WHAT TO DO
**A.** From the statement on electronic trading risk principles, extract the passage that begins at the words "Statement of Commissioner" and stops after the words "in this area.".
**B.** Answer these questions from the statement on electronic trading risk principles:
(i) On what date was the statement issued?
(ii) What does the abbreviation "Reg AT" stand for?
(iii) In which part of the Commission's regulations would the Proposed Rule codify the Risk Principles?
**C.** Continue the statement on electronic trading risk principles, starting after its last sentence.

SOURCE
========================================================================
Statement of Commissioner Dan M. Berkovitz on Proposed Rules for Electronic Trading Risk Principles and Withdrawal of Regulation AT
June 25, 2020
I support issuing for public comment the proposed rule on Electronic Trading Risk Principles (“Proposed Rule”). The Proposed Rule is a limited step to address potential market disruptions arising from system errors or malfunctions in electronic trading. Although it leaves important issues unaddressed, the Proposed Rule recognizes the need to update the Commission’s regulations to keep pace with the speed, interconnection, and automation of modern markets. I support the Commission’s long-overdue re-engagement in this area.
While I support issuing the Proposed Rule for public comment, I do not support withdrawing the proposed rule known as Regulation Automated Trading (“Reg AT”). The notice of withdrawal reflects a belief that there is nothing of value in Reg AT. That is simply not true. Reg AT was a comprehensive approach for addressing automated trading in Commission regulated markets. Certain elements of Reg AT attracted intense opposition and may have been a bridge too far. However, I applaud that proposal’s efforts to identify the sources of risk and implement meaningful risk controls. I believe the comments received on Reg AT are worth evaluating going forward.
The Proposed Rule would codify in part 38 of the Commission’s regulations three “Risk Principles” applicable to electronic trading on designated contract markets (“DCMs”). Risk Principle 1, for example, would require DCMs to implement rules applicable to market participants to prevent, detect, and mitigate market disruptions and system anomalies. Risk Principle 2 would also require DCMs to implement their own pre-trade risk controls. While worthwhile as statements of principle, these proposed requirements are drafted in terms that may ultimately prove too high-level to achieve the goal of effectively preventing, detecting, and mitigating market disruptions and system anomalies. This concern is discussed in greater detail below, and I look forward to public comment on the issue.
The Proposed Rule includes Acceptable Practices in Appendix B to part 38, which provide that a DCM can comply with the Risk Principles through rules and risk controls that are “reasonably designed” to prevent, detect, and mitigate market disruptions and system anomalies. The Proposed Rule specifies that reasonableness is an objective measure, and that a DCM rule or risk control that is not “reasonably designed” would not satisfy the Acceptable Practices or the Risk Principles. As the Proposed Rule indicates, the Commission will monitor DCMs’ compliance with the Risk Principles. In this regard, the Commission has multiple oversight activities at its disposal, including market surveillance activities, reviews of new rule certifications and approval requests, and rule enforcement reviews.
========================================================================
SUPPLIED INFORMATION
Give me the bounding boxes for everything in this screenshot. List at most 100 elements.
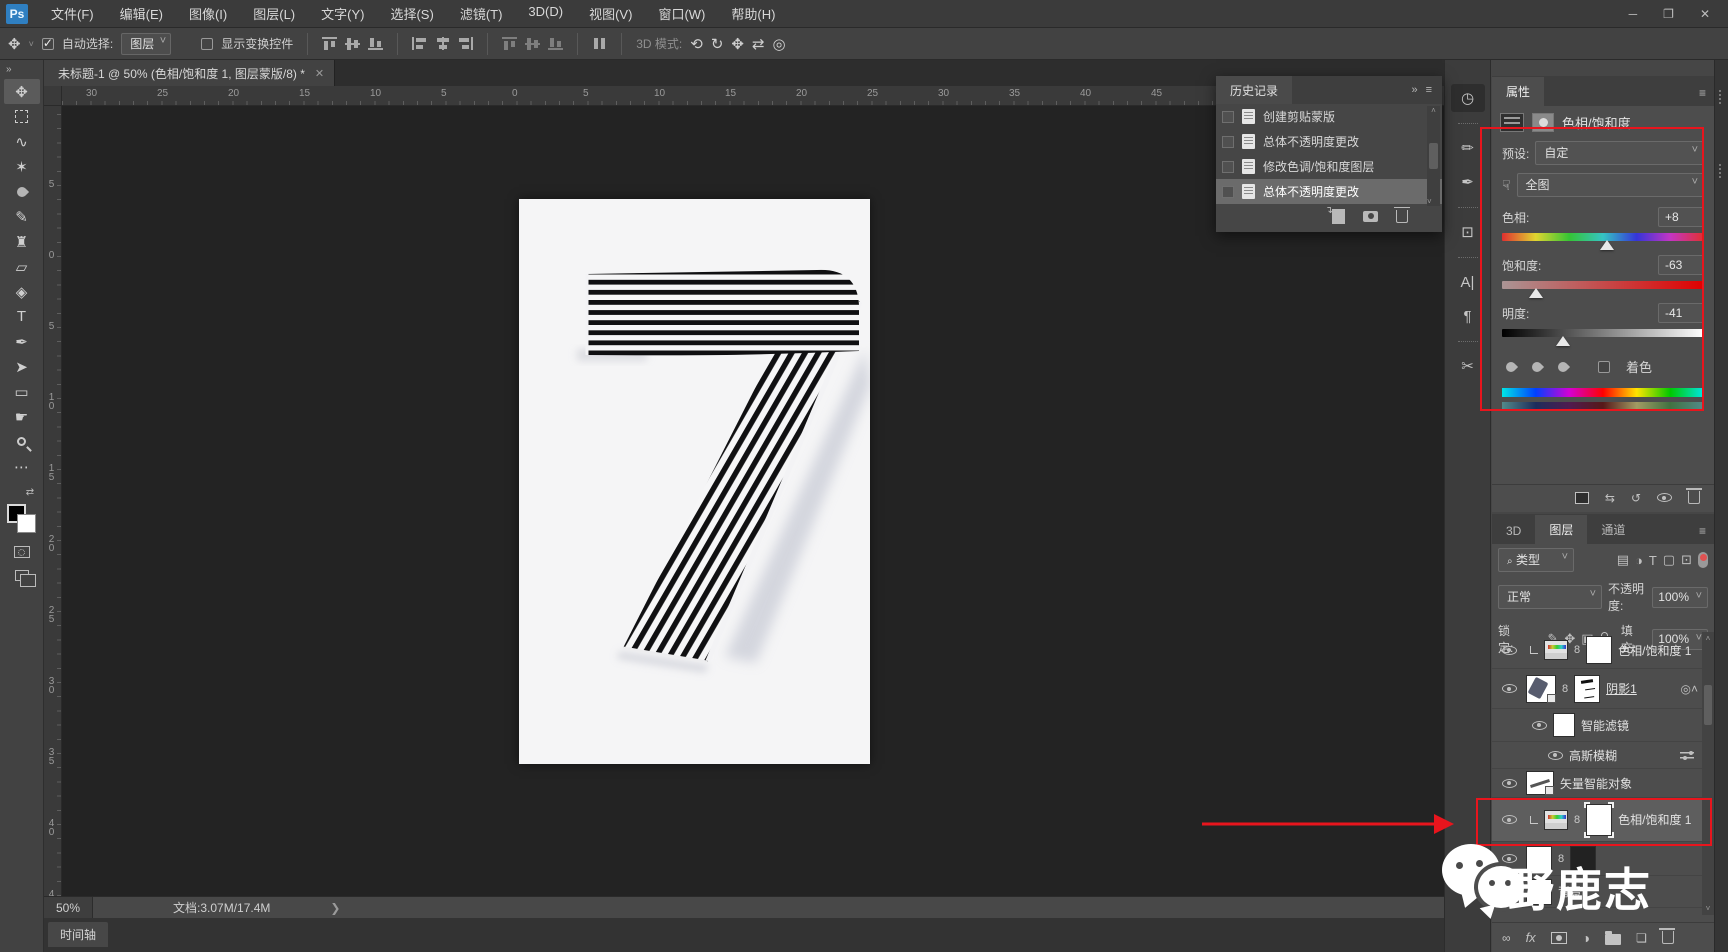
========================================================================
RESULTS FOR THE EXERCISE
**A.**
Statement of Commissioner Dan M. Berkovitz on Proposed Rules for Electronic Trading Risk Principles and Withdrawal of Regulation AT
June 25, 2020
I support issuing for public comment the proposed rule on Electronic Trading Risk Principles (“Proposed Rule”). The Proposed Rule is a limited step to address potential market disruptions arising from system errors or malfunctions in electronic trading. Although it leaves important issues unaddressed, the Proposed Rule recognizes the need to update the Commission’s regulations to keep pace with the speed, interconnection, and automation of modern markets. I support the Commission’s long-overdue re-engagement in this area.

**B.**
(i) June 25, 2020
(ii) Regulation Automated Trading
(iii) Part 38

**C.**
The Proposed Rule is also clear on the fundamental division of authority under the Commodity Exchange Act (“CEA”) between DCMs and the Commission. Amendments to the CEA made through the Commodity Futures Modernization Act (“CFMA”) in the year 2000 introduced the core principle regime and provided DCMs with flexibility in establishing how they comply with a core principle. Ten years later, however, learning from the 2008 financial crisis and the excesses of deregulation, the Dodd-Frank Act overhauled the CEA, including in its treatment of the core principle regime. Specifically, section 735 of the Dodd-Frank Act made clear that a DCM’s discretion with respect to core principle compliance was circumscribed by any rule or regulation that the Commission might adopt pursuant to a core principle. I am able to support today’s Proposed Rule for publication in the Federal Register because of improvements that clarify the respective authorities between a DCM and the Commission. Under the CEA, the Commission is the ultimate arbiter of whether a DCM’s rules and risk controls are reasonably designed, under an objective standard. I thank the Chairman for his efforts at building consensus in this regard.
The Proposed Rule overlaps with existing requirements in part 38 of the Commission regulations, including regulation 38.255, which requires DCMs to “establish and maintain risk control mechanisms to prevent and reduce the potential risk of price distortions and market disruptions . . . .” While the Proposed Rule and Risk Principle 2 are more explicit with respect to electronic trading, they may add little to existing requirements and practices regarding the risk controls that DCMs build into their own systems. Indeed, the Proposed Rule provides numerous examples of specific risk controls at major DCMs that likely already meet this requirement, and of disciplinary actions taken by DCMs against market participants related to electronic trading. Although the Commission articulates a need for updating its risk control requirements, the fact that the Risk Principles as proposed are likely to have no practical effect undermines the usefulness of this exercise.
The Proposed Rule possibly may be of greater benefit in with respect to Risk Principle 1 and its requirement that DCMs implement risk control rules applicable to their market participants. Market participants, who originate orders via systems ranging from comparatively simple automated order routers to nearly autonomous algorithmic trading systems, are crucial focal points for any adequate system of risk controls. An effective system of risk controls must therefore include controls at multiple stages in the life cycle of an automated order submitted to an electronic trade matching engine. Although Risk Principle 1 could benefit from greater rigor, it is nonetheless a critical recognition that market participants have an important role in any effective risk control framework.
I look forward to public comments on additional measures that the Commission should consider for effective risk controls across the ecosystem of electronic and algorithmic trading. My support for any final rule that may arise from this proposal is conditioned upon a thorough articulation of the technology-driven risks present in today’s markets, and a concomitant regulatory response that will meaningfully address such risks. In a market environment where the vast majority of trading is now electronic and automated, inaction is a luxury that we can ill-afford.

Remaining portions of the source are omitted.